## Instructions for the task
Search the listing for "Singing" and copy every line where it appears.

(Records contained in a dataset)
▼

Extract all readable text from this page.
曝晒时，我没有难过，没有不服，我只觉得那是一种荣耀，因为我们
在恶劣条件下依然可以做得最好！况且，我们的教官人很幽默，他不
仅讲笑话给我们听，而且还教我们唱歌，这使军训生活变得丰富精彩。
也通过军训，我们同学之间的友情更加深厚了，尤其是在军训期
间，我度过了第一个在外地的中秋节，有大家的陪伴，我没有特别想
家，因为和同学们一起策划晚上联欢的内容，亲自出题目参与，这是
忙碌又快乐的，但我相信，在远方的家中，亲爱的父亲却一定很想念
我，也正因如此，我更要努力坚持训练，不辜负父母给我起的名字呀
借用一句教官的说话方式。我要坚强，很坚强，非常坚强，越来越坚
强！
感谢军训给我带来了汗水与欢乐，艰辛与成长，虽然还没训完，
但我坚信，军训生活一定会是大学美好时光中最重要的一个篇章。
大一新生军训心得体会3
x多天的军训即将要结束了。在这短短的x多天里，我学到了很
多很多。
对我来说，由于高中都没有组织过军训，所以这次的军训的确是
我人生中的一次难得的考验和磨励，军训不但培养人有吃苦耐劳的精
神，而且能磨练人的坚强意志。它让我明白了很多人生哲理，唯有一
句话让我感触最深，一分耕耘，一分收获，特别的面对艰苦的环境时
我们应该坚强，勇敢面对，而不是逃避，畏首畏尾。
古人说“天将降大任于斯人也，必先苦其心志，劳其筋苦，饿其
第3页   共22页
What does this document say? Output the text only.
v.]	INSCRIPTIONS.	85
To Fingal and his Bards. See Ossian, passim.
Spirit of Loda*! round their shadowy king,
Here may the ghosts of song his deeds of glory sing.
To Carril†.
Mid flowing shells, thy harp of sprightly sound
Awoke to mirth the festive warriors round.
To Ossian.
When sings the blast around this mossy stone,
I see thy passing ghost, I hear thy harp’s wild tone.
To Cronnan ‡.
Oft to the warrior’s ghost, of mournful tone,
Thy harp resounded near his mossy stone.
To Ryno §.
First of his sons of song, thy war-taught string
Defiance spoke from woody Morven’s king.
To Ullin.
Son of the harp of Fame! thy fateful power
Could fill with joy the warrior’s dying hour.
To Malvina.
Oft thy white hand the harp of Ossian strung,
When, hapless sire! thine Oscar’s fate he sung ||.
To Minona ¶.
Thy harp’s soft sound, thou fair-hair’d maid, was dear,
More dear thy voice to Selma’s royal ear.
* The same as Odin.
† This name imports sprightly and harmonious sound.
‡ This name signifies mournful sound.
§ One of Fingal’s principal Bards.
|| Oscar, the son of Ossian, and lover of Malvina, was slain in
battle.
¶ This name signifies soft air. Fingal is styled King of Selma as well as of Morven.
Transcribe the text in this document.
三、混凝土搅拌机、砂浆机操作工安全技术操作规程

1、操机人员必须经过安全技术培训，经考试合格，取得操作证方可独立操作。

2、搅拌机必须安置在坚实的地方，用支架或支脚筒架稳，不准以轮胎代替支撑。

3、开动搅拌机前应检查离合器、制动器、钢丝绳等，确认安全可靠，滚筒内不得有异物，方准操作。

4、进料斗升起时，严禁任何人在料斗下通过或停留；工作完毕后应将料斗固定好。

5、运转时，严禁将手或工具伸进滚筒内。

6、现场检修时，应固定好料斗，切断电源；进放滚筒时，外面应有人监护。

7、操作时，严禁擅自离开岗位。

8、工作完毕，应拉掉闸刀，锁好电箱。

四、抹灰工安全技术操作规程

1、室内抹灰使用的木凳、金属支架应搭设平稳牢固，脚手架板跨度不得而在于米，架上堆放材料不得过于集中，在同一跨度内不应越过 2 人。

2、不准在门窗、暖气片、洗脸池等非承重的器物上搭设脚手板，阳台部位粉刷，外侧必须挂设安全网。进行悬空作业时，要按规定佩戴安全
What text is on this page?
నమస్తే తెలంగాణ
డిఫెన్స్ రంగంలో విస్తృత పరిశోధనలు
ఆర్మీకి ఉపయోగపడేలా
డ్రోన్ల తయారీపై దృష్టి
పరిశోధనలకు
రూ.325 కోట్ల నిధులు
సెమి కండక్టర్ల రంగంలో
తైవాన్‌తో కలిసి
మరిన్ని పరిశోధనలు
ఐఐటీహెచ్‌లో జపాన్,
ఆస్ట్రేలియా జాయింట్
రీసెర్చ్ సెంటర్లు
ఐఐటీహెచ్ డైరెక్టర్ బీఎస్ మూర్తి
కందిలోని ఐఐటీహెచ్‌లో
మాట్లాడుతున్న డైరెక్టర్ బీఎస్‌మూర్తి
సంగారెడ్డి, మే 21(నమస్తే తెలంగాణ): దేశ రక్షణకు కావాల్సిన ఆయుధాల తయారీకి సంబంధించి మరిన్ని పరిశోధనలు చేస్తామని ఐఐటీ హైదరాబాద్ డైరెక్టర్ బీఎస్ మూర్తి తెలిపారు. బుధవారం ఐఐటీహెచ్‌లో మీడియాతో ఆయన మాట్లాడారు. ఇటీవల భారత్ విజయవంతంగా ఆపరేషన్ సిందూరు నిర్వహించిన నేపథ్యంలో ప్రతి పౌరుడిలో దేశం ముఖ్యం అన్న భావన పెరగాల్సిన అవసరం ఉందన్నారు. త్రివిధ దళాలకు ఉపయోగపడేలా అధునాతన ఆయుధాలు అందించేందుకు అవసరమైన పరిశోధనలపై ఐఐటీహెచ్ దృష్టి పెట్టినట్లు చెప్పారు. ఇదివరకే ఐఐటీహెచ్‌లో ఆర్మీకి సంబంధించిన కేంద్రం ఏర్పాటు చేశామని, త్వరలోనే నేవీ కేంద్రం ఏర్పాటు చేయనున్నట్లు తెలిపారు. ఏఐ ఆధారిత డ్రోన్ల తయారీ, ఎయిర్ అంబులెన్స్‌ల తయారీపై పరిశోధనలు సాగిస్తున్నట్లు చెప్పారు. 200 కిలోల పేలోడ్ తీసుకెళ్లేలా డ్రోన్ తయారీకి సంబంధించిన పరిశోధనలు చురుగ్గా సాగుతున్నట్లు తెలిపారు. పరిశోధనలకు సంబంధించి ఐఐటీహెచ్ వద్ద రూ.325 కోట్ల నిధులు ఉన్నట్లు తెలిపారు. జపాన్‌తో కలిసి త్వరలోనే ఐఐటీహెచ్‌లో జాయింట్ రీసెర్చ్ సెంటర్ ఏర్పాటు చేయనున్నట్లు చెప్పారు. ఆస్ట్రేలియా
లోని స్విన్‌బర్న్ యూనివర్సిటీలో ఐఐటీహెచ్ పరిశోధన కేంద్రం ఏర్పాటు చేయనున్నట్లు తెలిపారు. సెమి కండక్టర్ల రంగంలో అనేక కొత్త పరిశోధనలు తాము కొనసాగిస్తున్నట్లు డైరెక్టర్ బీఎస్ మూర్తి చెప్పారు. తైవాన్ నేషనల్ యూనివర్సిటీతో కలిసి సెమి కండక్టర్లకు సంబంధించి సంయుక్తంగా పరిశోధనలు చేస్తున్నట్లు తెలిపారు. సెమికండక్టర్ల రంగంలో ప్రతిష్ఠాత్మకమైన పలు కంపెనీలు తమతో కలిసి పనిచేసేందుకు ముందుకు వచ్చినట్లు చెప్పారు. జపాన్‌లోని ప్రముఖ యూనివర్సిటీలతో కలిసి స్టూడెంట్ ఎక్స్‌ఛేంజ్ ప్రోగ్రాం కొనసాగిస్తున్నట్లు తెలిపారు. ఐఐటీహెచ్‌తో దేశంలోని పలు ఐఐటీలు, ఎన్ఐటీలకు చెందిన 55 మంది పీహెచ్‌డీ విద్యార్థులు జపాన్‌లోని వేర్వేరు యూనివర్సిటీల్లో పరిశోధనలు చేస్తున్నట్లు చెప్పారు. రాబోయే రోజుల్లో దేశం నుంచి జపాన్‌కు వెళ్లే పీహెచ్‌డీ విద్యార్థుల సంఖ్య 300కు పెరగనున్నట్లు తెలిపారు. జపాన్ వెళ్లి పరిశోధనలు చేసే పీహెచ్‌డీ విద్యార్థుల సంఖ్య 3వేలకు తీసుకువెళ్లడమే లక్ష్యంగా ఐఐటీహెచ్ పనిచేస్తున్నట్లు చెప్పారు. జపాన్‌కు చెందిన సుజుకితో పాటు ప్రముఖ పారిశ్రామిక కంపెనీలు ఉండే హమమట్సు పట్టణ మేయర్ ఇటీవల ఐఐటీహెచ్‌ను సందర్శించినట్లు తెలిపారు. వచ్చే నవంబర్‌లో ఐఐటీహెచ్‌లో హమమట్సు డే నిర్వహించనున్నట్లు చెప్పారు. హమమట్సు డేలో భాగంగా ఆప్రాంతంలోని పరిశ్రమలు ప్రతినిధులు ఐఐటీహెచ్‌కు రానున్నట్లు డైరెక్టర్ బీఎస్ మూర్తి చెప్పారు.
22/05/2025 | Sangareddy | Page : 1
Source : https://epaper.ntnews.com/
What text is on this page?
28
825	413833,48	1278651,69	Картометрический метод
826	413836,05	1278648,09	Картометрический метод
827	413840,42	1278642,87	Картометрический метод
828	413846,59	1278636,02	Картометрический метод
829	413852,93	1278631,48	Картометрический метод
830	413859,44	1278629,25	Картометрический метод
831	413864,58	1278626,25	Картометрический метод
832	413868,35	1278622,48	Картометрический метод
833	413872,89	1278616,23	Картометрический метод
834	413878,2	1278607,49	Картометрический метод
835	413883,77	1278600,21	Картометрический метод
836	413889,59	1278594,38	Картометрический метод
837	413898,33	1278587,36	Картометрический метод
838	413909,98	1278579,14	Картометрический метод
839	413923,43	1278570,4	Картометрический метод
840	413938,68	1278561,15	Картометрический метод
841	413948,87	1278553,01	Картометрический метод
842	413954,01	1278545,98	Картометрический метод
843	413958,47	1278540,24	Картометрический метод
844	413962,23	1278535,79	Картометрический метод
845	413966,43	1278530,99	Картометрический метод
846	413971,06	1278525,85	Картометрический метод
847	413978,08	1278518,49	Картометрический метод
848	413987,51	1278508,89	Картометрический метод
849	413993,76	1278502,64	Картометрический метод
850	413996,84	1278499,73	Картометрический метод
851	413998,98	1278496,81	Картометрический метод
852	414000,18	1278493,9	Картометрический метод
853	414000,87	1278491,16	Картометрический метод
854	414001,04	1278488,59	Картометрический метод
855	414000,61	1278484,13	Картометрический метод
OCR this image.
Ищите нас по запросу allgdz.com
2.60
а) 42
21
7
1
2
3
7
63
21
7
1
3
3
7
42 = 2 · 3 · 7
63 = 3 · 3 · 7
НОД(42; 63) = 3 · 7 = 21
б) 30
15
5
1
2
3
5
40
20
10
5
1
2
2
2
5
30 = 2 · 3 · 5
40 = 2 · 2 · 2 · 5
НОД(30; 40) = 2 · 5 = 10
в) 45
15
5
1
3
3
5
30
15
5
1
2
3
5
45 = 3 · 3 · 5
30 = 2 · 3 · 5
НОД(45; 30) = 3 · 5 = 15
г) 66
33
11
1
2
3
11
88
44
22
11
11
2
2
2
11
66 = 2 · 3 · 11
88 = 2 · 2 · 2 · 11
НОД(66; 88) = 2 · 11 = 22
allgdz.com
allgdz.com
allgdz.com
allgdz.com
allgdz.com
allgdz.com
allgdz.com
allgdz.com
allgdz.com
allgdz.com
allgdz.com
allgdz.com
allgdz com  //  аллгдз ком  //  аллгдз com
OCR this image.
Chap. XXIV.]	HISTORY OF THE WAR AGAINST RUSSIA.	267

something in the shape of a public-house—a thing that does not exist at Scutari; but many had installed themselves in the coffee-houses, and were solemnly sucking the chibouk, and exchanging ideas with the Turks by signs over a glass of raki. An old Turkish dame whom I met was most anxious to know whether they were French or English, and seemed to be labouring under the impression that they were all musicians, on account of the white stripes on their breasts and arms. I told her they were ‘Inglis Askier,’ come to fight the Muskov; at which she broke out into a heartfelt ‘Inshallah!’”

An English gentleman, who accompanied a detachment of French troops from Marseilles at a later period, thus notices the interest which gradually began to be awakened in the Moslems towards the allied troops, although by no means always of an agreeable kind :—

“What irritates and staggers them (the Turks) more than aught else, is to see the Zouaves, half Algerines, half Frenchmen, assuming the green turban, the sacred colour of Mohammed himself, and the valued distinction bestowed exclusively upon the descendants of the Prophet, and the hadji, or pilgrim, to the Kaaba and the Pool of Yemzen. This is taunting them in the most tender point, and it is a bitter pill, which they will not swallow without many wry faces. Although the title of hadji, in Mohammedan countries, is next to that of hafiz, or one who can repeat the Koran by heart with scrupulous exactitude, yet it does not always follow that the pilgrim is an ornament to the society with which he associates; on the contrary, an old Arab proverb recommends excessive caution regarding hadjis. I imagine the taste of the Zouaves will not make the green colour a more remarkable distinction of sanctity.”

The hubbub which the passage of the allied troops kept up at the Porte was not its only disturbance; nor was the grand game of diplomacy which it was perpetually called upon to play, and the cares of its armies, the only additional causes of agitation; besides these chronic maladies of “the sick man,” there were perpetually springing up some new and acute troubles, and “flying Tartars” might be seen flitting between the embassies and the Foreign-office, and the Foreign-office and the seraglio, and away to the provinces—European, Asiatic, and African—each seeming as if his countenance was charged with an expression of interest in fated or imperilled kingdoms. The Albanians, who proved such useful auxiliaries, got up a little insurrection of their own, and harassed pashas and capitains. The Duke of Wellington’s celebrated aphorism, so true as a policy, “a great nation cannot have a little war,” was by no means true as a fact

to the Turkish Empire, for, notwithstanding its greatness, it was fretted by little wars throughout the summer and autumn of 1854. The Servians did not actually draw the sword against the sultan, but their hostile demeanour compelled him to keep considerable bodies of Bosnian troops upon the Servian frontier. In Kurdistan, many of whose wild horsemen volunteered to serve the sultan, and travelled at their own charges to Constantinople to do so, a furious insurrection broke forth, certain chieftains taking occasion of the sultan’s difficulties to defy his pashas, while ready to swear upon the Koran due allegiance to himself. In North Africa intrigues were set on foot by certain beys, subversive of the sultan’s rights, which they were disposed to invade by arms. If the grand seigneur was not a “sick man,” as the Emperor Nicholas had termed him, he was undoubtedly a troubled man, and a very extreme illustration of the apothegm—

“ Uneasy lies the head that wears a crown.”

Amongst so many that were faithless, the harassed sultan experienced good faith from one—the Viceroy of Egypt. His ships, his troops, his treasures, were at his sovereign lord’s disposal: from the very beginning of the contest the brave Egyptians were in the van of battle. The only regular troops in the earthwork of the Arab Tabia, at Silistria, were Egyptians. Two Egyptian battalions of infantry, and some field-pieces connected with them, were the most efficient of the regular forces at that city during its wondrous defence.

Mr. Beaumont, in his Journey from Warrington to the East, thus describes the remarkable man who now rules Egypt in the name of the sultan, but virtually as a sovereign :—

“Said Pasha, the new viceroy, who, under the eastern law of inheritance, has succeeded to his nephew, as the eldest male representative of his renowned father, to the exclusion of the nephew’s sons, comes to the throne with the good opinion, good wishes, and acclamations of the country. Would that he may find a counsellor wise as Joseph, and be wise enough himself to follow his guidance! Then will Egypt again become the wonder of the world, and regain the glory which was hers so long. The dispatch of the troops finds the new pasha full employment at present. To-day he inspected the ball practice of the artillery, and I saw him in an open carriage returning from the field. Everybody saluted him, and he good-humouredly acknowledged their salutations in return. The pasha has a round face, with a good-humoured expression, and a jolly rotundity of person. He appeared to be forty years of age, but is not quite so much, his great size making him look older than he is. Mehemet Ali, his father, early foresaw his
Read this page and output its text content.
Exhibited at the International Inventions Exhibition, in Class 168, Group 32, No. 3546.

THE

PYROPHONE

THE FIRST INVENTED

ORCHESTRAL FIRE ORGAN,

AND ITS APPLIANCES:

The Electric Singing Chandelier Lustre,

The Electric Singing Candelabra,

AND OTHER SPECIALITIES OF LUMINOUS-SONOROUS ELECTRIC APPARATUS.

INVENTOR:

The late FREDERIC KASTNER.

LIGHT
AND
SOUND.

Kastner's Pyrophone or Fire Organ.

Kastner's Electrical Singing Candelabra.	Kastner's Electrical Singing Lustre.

▲

## Response to the exercise
The Electric Singing Chandelier Lustre,
The Electric Singing Candelabra,
Kastner's Electrical Singing Candelabra.	Kastner's Electrical Singing Lustre.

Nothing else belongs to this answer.